* _WHAT YOU WILL DO_:
An exact copy of every record is needed.

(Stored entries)
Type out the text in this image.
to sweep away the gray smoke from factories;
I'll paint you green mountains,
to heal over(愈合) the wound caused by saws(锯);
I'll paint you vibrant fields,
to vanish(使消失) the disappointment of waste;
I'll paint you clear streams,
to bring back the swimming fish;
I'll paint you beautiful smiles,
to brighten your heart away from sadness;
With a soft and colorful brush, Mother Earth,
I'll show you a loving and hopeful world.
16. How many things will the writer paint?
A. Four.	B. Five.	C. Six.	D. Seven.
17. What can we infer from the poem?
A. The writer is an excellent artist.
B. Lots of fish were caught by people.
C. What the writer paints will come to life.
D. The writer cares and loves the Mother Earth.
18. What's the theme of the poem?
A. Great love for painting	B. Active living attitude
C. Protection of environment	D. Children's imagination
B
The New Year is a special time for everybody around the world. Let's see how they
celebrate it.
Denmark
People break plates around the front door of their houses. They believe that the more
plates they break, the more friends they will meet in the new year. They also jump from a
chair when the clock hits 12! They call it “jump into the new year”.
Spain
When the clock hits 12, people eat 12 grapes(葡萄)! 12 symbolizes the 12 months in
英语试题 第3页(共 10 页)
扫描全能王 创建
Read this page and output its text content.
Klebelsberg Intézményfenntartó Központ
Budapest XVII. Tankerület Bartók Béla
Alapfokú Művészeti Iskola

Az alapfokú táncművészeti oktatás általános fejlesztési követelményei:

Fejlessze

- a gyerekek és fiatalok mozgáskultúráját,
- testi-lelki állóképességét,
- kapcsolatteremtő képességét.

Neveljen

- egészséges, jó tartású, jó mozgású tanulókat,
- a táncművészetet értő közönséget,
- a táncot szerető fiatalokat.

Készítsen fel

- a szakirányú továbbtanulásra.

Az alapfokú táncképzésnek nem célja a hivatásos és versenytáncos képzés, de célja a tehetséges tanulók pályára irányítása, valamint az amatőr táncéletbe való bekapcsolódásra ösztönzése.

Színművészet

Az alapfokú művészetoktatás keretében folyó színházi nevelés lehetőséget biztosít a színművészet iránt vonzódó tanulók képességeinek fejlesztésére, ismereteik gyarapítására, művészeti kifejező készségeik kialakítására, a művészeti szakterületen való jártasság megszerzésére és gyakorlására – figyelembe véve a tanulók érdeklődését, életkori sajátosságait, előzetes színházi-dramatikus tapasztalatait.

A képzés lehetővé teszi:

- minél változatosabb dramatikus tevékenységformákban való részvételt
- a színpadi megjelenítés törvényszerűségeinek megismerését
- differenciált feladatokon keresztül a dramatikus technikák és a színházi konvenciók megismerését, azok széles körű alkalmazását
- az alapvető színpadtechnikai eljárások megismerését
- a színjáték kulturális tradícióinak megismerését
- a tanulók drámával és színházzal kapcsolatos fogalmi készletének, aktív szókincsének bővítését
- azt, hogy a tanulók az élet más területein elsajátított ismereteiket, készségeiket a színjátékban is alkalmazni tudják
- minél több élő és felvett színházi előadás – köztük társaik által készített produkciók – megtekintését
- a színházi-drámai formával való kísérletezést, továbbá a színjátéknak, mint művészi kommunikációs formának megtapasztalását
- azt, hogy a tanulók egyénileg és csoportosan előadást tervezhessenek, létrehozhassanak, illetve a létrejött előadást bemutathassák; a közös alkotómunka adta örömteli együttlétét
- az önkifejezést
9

* _RESPONSE TO THE TASK_:
Type out the text in this image.
to sweep away the gray smoke from factories;
I'll paint you green mountains,
to heal over(愈合) the wound caused by saws(锯);
I'll paint you vibrant fields,
to vanish(使消失) the disappointment of waste;
I'll paint you clear streams,
to bring back the swimming fish;
I'll paint you beautiful smiles,
to brighten your heart away from sadness;
With a soft and colorful brush, Mother Earth,
I'll show you a loving and hopeful world.
16. How many things will the writer paint?
A. Four.	B. Five.	C. Six.	D. Seven.
17. What can we infer from the poem?
A. The writer is an excellent artist.
B. Lots of fish were caught by people.
C. What the writer paints will come to life.
D. The writer cares and loves the Mother Earth.
18. What's the theme of the poem?
A. Great love for painting	B. Active living attitude
C. Protection of environment	D. Children's imagination
B
The New Year is a special time for everybody around the world. Let's see how they
celebrate it.
Denmark
People break plates around the front door of their houses. They believe that the more
plates they break, the more friends they will meet in the new year. They also jump from a
chair when the clock hits 12! They call it “jump into the new year”.
Spain
When the clock hits 12, people eat 12 grapes(葡萄)! 12 symbolizes the 12 months in
英语试题 第3页(共 10 页)
扫描全能王 创建
Read this page and output its text content.
Klebelsberg Intézményfenntartó Központ
Budapest XVII. Tankerület Bartók Béla
Alapfokú Művészeti Iskola

Az alapfokú táncművészeti oktatás általános fejlesztési követelményei:

Fejlessze

- a gyerekek és fiatalok mozgáskultúráját,
- testi-lelki állóképességét,
- kapcsolatteremtő képességét.

Neveljen

- egészséges, jó tartású, jó mozgású tanulókat,
- a táncművészetet értő közönséget,
- a táncot szerető fiatalokat.

Készítsen fel

- a szakirányú továbbtanulásra.

Az alapfokú táncképzésnek nem célja a hivatásos és versenytáncos képzés, de célja a tehetséges tanulók pályára irányítása, valamint az amatőr táncéletbe való bekapcsolódásra ösztönzése.

Színművészet

Az alapfokú művészetoktatás keretében folyó színházi nevelés lehetőséget biztosít a színművészet iránt vonzódó tanulók képességeinek fejlesztésére, ismereteik gyarapítására, művészeti kifejező készségeik kialakítására, a művészeti szakterületen való jártasság megszerzésére és gyakorlására – figyelembe véve a tanulók érdeklődését, életkori sajátosságait, előzetes színházi-dramatikus tapasztalatait.

A képzés lehetővé teszi:

- minél változatosabb dramatikus tevékenységformákban való részvételt
- a színpadi megjelenítés törvényszerűségeinek megismerését
- differenciált feladatokon keresztül a dramatikus technikák és a színházi konvenciók megismerését, azok széles körű alkalmazását
- az alapvető színpadtechnikai eljárások megismerését
- a színjáték kulturális tradícióinak megismerését
- a tanulók drámával és színházzal kapcsolatos fogalmi készletének, aktív szókincsének bővítését
- azt, hogy a tanulók az élet más területein elsajátított ismereteiket, készségeiket a színjátékban is alkalmazni tudják
- minél több élő és felvett színházi előadás – köztük társaik által készített produkciók – megtekintését
- a színházi-drámai formával való kísérletezést, továbbá a színjátéknak, mint művészi kommunikációs formának megtapasztalását
- azt, hogy a tanulók egyénileg és csoportosan előadást tervezhessenek, létrehozhassanak, illetve a létrejött előadást bemutathassák; a közös alkotómunka adta örömteli együttlétét
- az önkifejezést
9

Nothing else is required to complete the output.